POTONGAN TEKS =
↓
Selasa, 27 Desember 2016

Syekh IBrahim Asmoeo Qondi




Kisah Syekh Ibrahim Asmoro Qondi
Menikahi Putri Raja Champa Berputra Sunan Ampel
Syekh Ibrahim Asmoro Qondi merupakan seorang wali yang menikah dengan putri Raja Champa. Setelah terjadi peperangan pindah ke kerajaan Majapahit. Bagaimana kisah hidupnya di tanah Jawa?


Syekh Maulana Ibrahim Asmoro Qondi adalah ayahanda Raden Ali Rahmatullah (Sunan Ampel). Diperkirakan lahir di Samarkand, Asia Tengah, pada paruh kedua abad ke-14 M. Waktu itu masa jaya kerajaan Islam setelah meruntuhkan kerajaan Romawi Timur.
Dia juga mempunyai sebutan Makdum Ibrahim Asmoro atau Maulana Ibrahim Asmoro. Sebutan itu mengikuti pengucapan lidah Jawa dalam melafalkan as-Samarqandi, yang kemudian berubah menjadi Asmoro Qondi. Menurut Babad Cerbon, Syekh Ibrahim Asmoro Qondi adalah putera Syekh Karnen dan berasal dari negeri Tulen. Jika sumber data Babad Cerbon ini autentik, berarti Syekh Ibrahim as-Samarqandi bukan penduduk asli Samarkand, melainkan seorang migran yang orang tuanya pindah ke Samarkand, karena negeri Tulen yang dimaksud menunjuk pada nama wilayah Tyulen, kepulauan kecil yang terletak di tepi timur Laut Kaspia yang masuk wilayah Kazakhstan, tepatnya di arah barat Laut Samarkand.
↑
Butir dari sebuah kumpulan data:
↓
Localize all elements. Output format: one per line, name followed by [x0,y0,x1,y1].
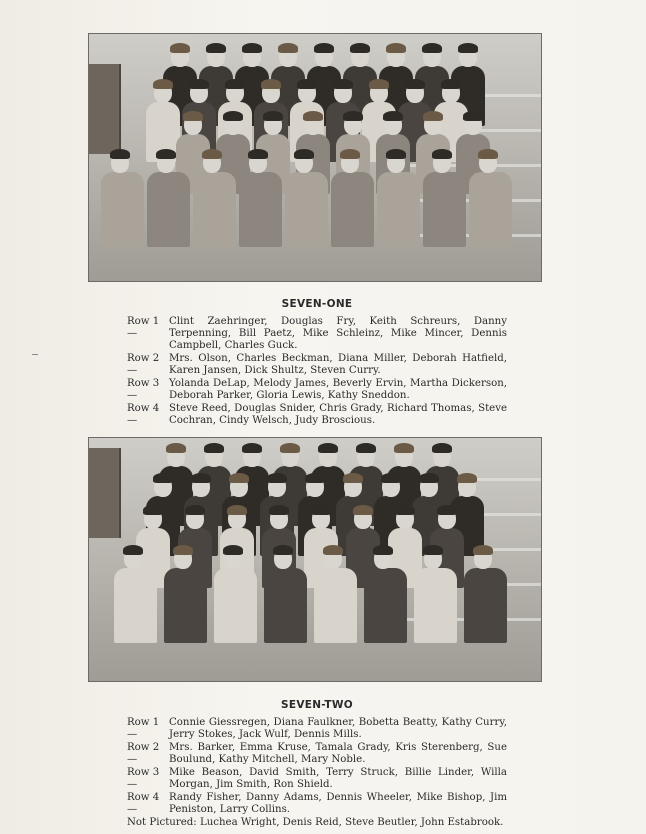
caption-row [127,378,507,402]
caption-seven-two [127,699,507,829]
class-photo-seven-two [88,437,542,682]
students-group [89,438,541,681]
row-names: Mrs. Barker, Emma Kruse, Tamala Grady, Kris Sterenberg, Sue Boulund, Kathy Mitchell, Mary Noble. [169,742,507,765]
row-names: Mrs. Olson, Charles Beckman, Diana Miller, Deborah Hatfield, Karen Jansen, Dick Shultz, Steven Curry. [169,353,507,376]
row-label: Row 1— [127,717,160,740]
not-pictured-note: Not Pictured: Luchea Wright, Denis Reid, Steve Beutler, John Estabrook. [127,817,504,828]
row-names: Clint Zaehringer, Douglas Fry, Keith Schreurs, Danny Terpenning, Bill Paetz, Mike Schleinz, Mike Mincer, Dennis Campbell, Charles Guck. [169,316,507,351]
caption-row [127,316,507,352]
row-names: Yolanda DeLap, Melody James, Beverly Ervin, Martha Dickerson, Deborah Parker, Gloria Lewis, Kathy Sneddon. [169,378,507,401]
caption-row [127,742,507,766]
caption-row [127,403,507,427]
class-photo-seven-one [88,33,542,282]
row-label: Row 3— [127,767,160,790]
row-label: Row 2— [127,353,160,376]
caption-row [127,353,507,377]
row-label: Row 3— [127,378,160,401]
row-label: Row 4— [127,403,160,426]
caption-seven-one [127,298,507,428]
row-names: Steve Reed, Douglas Snider, Chris Grady, Richard Thomas, Steve Cochran, Cindy Welsch, Judy Broscious. [169,403,507,426]
row-label: Row 2— [127,742,160,765]
row-names: Randy Fisher, Danny Adams, Dennis Wheeler, Mike Bishop, Jim Peniston, Larry Collins. [169,792,507,815]
row-label: Row 1— [127,316,160,339]
caption-row [127,792,507,816]
caption-row [127,717,507,741]
section-title: SEVEN-TWO [280,699,353,711]
row-names: Connie Giessregen, Diana Faulkner, Bobetta Beatty, Kathy Curry, Jerry Stokes, Jack Wulf, Dennis Mills. [169,717,507,740]
students-group [89,34,541,281]
row-label: Row 4— [127,792,160,815]
caption-row [127,767,507,791]
row-names: Mike Beason, David Smith, Terry Struck, Billie Linder, Willa Morgan, Jim Smith, Ron Shield. [169,767,507,790]
margin-mark [32,354,38,355]
section-title: SEVEN-ONE [281,298,353,310]
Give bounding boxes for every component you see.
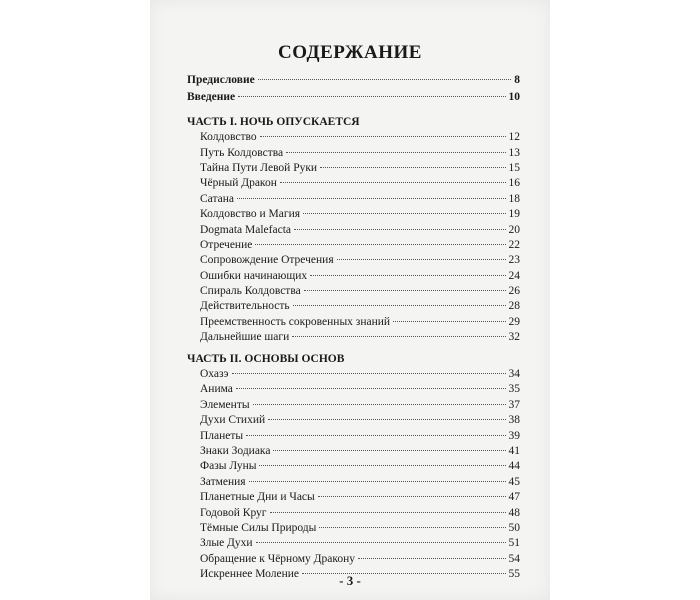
toc-entry-page: 22 — [508, 238, 520, 251]
toc-entry — [187, 459, 520, 474]
toc-entry-page: 29 — [508, 315, 520, 328]
toc-entry-page: 23 — [508, 254, 520, 267]
toc-entry-page: 54 — [508, 552, 520, 565]
toc-entry-page: 26 — [508, 285, 520, 298]
dot-leader — [303, 213, 505, 214]
toc-entry-page: 18 — [508, 192, 520, 205]
page-title: СОДЕРЖАНИЕ — [278, 42, 422, 63]
toc-entry-page: 10 — [508, 91, 520, 104]
toc-entry — [187, 475, 520, 490]
toc-entry — [187, 398, 520, 413]
toc-entry-introduction — [187, 90, 520, 105]
toc-entry — [187, 161, 520, 176]
dot-leader — [246, 435, 505, 436]
toc-entry-label: Охазэ — [200, 368, 229, 381]
toc-entry-label: Ошибки начинающих — [200, 269, 308, 282]
toc-entry-label: Годовой Круг — [200, 506, 267, 519]
toc-entry — [187, 192, 520, 207]
dot-leader — [294, 229, 506, 230]
toc-entry-page: 50 — [508, 521, 520, 534]
toc-entry — [187, 269, 520, 284]
toc-entry-page: 13 — [508, 146, 520, 159]
dot-leader — [286, 152, 505, 153]
toc-entry-label: Фазы Луны — [200, 460, 257, 473]
toc-entry-page: 38 — [508, 414, 520, 427]
toc-entry-page: 45 — [508, 475, 520, 488]
toc-entry-label: Искреннее Моление — [200, 568, 300, 581]
toc-entry-label: Сопровождение Отречения — [200, 254, 334, 267]
toc-entry — [187, 299, 520, 314]
toc-entry-page: 55 — [508, 568, 520, 581]
toc-entry — [187, 429, 520, 444]
toc-entry-page: 34 — [508, 368, 520, 381]
dot-leader — [255, 244, 505, 245]
toc-entry-label: Обращение к Чёрному Дракону — [200, 552, 355, 565]
dot-leader — [319, 527, 505, 528]
toc-entry-label: Планеты — [200, 429, 244, 442]
toc-entry — [187, 367, 520, 382]
toc-entry-label: Анима — [200, 383, 233, 396]
dot-leader — [280, 182, 506, 183]
dot-leader — [318, 496, 506, 497]
toc-parts — [187, 115, 520, 583]
toc-entry-label: Тёмные Силы Природы — [200, 521, 317, 534]
toc-entry-page: 41 — [508, 444, 520, 457]
dot-leader — [256, 542, 506, 543]
dot-leader — [237, 198, 505, 199]
dot-leader — [320, 167, 505, 168]
toc-entry-label: Сатана — [200, 192, 235, 205]
toc-entry — [187, 176, 520, 191]
toc-entry — [187, 130, 520, 145]
toc-entry-label: Предисловие — [187, 74, 255, 86]
toc-entry-page: 16 — [508, 177, 520, 190]
dot-leader — [259, 465, 505, 466]
toc-entry — [187, 521, 520, 536]
dot-leader — [270, 512, 506, 513]
dot-leader — [236, 388, 506, 389]
toc-entry-label: Преемственность сокровенных знаний — [200, 315, 391, 328]
toc-entry-page: 47 — [508, 491, 520, 504]
toc-entry-label: Действительность — [200, 300, 290, 313]
toc-entry-page: 28 — [508, 300, 520, 313]
toc-entry-label: Элементы — [200, 398, 250, 411]
dot-leader — [232, 373, 506, 374]
dot-leader — [253, 404, 506, 405]
toc-entry — [187, 284, 520, 299]
dot-leader — [260, 136, 506, 137]
toc-entry-label: Знаки Зодиака — [200, 444, 271, 457]
toc-entry-page: 12 — [508, 131, 520, 144]
toc-entry-label: Колдовство — [200, 131, 257, 144]
toc-entry-label: Введение — [187, 91, 236, 104]
toc-entry-page: 15 — [508, 161, 520, 174]
toc-entry — [187, 382, 520, 397]
toc-entry — [187, 490, 520, 505]
dot-leader — [268, 419, 505, 420]
dot-leader — [258, 79, 512, 80]
toc-entry-page: 39 — [508, 429, 520, 442]
dot-leader — [273, 450, 505, 451]
toc-entry — [187, 223, 520, 238]
toc-entry — [187, 536, 520, 551]
toc-entry — [187, 207, 520, 222]
dot-leader — [337, 259, 506, 260]
toc-entry-label: Чёрный Дракон — [200, 177, 277, 190]
dot-leader — [358, 558, 506, 559]
toc-entry-page: 35 — [508, 383, 520, 396]
dot-leader — [310, 275, 505, 276]
dot-leader — [293, 305, 506, 306]
toc-entry — [187, 238, 520, 253]
toc-entry-label: Планетные Дни и Часы — [200, 491, 315, 504]
toc-entry-preface — [187, 73, 520, 88]
dot-leader — [304, 290, 506, 291]
toc-entry — [187, 146, 520, 161]
toc-entry-page: 44 — [508, 460, 520, 473]
toc-entry — [187, 315, 520, 330]
book-page — [150, 0, 550, 600]
dot-leader — [393, 321, 505, 322]
dot-leader — [292, 336, 505, 337]
toc-entry-page: 8 — [514, 74, 520, 86]
toc-entry-page: 48 — [508, 506, 520, 519]
toc-entry-page: 51 — [508, 537, 520, 550]
toc-part-heading: ЧАСТЬ II. ОСНОВЫ ОСНОВ — [187, 352, 345, 365]
toc-entry-label: Путь Колдовства — [200, 146, 284, 159]
toc-entry-label: Dogmata Malefacta — [200, 223, 291, 236]
toc-entry-label: Затмения — [200, 475, 246, 488]
toc-entry-label: Колдовство и Магия — [200, 208, 301, 221]
toc-entry-page: 37 — [508, 398, 520, 411]
toc-entry — [187, 506, 520, 521]
page-number: - 3 - — [339, 573, 361, 588]
toc-entry-label: Отречение — [200, 238, 253, 251]
toc-entry-page: 19 — [508, 208, 520, 221]
toc-entry-label: Тайна Пути Левой Руки — [200, 161, 318, 174]
dot-leader — [249, 481, 506, 482]
toc-entry — [187, 330, 520, 345]
toc-entry — [187, 253, 520, 268]
toc-part-heading: ЧАСТЬ I. НОЧЬ ОПУСКАЕТСЯ — [187, 115, 360, 128]
table-of-contents — [187, 73, 520, 583]
toc-entry-label: Спираль Колдовства — [200, 285, 301, 298]
toc-entry — [187, 413, 520, 428]
dot-leader — [238, 96, 505, 97]
toc-entry-page: 32 — [508, 331, 520, 344]
toc-entry-label: Злые Духи — [200, 537, 253, 550]
toc-entry-page: 24 — [508, 269, 520, 282]
toc-entry-label: Дальнейшие шаги — [200, 331, 290, 344]
toc-entry-page: 20 — [508, 223, 520, 236]
toc-entry — [187, 552, 520, 567]
toc-entry-label: Духи Стихий — [200, 414, 266, 427]
toc-entry — [187, 444, 520, 459]
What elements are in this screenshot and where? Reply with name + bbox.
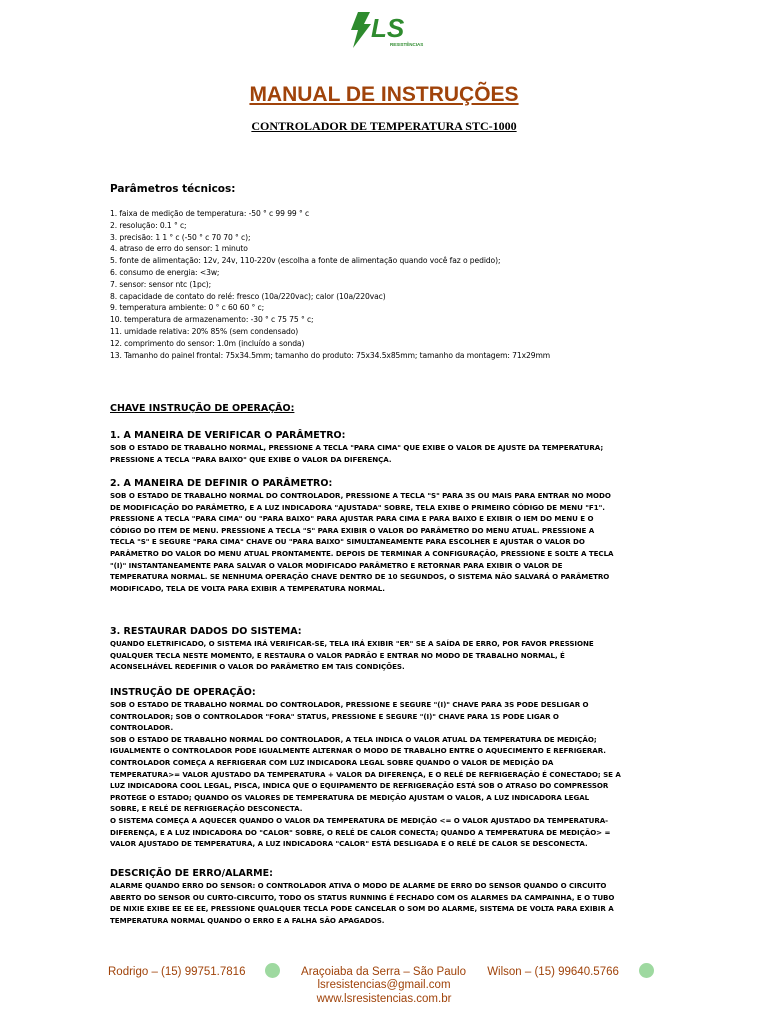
↑
RINGKASAN TUGAS A =
Apakah setiap pernyataan berikut sesuai dengan teks tentang Syekh Ibrahim Asmoro Qondi? Jawab ya atau tidak untuk masing-masing, lalu kutip kata-kata teks yang menentukan jawabannya. (i) Syekh Ibrahim Asmoro Qondi adalah ayah Sunan Ampel. (ii) Menurut Babad Cerbon, Syekh Ibrahim Asmoro Qondi adalah putra Syekh Karnen. (iii) Tyulen terletak di tepi barat Laut Kaspia.
RINGKASAN TUGAS B =
Tuliskan lanjutan teks tentang Syekh Ibrahim Asmoro Qondi, dimulai setelah kalimat terakhirnya.

JAWABAN AKHIR A =
(i) Ya: "Syekh Maulana Ibrahim Asmoro Qondi adalah ayahanda Raden Ali Rahmatullah (Sunan Ampel)."
(ii) Ya: "Menurut Babad Cerbon, Syekh Ibrahim Asmoro Qondi adalah putera Syekh Karnen dan berasal dari negeri Tulen."
(iii) Tidak: "kepulauan kecil yang terletak di tepi timur Laut Kaspia"

JAWABAN AKHIR B =
Syekh Ibrahim Asmoro Qondi yang dikenal dengan sebutan Syekh Molana adalah penyebar Islam di negeri Champa, tepatnya di Gunung Sukasari. Syekh Ibrahim Asmoro Qondi dikisahkan berhasil mengislamkan Raja Champa dan diambil menantu. Dari pernikahan itu ia memiliki seorang putra bernama Raden Rahmat.
Di dalam naskah Nagarakretabhumi, Syekh Ibrahim Asmoro Qondi disebut dengan nama Molana Ibrahim Akbar yang bergelar Syekh Jatiswara. Seperti dalam sumber historiografi lain, dalam naskah Nagarakretabhumi, tokoh Molana Ibrahim Akbar disebut sebagai ayah dari Ali Musada (Ali Murtadho) dan Ali Rahmatullah, dua bersaudara yang kelak dikenal dengan sebutan Raja Pandhita dan Sunan Ampel.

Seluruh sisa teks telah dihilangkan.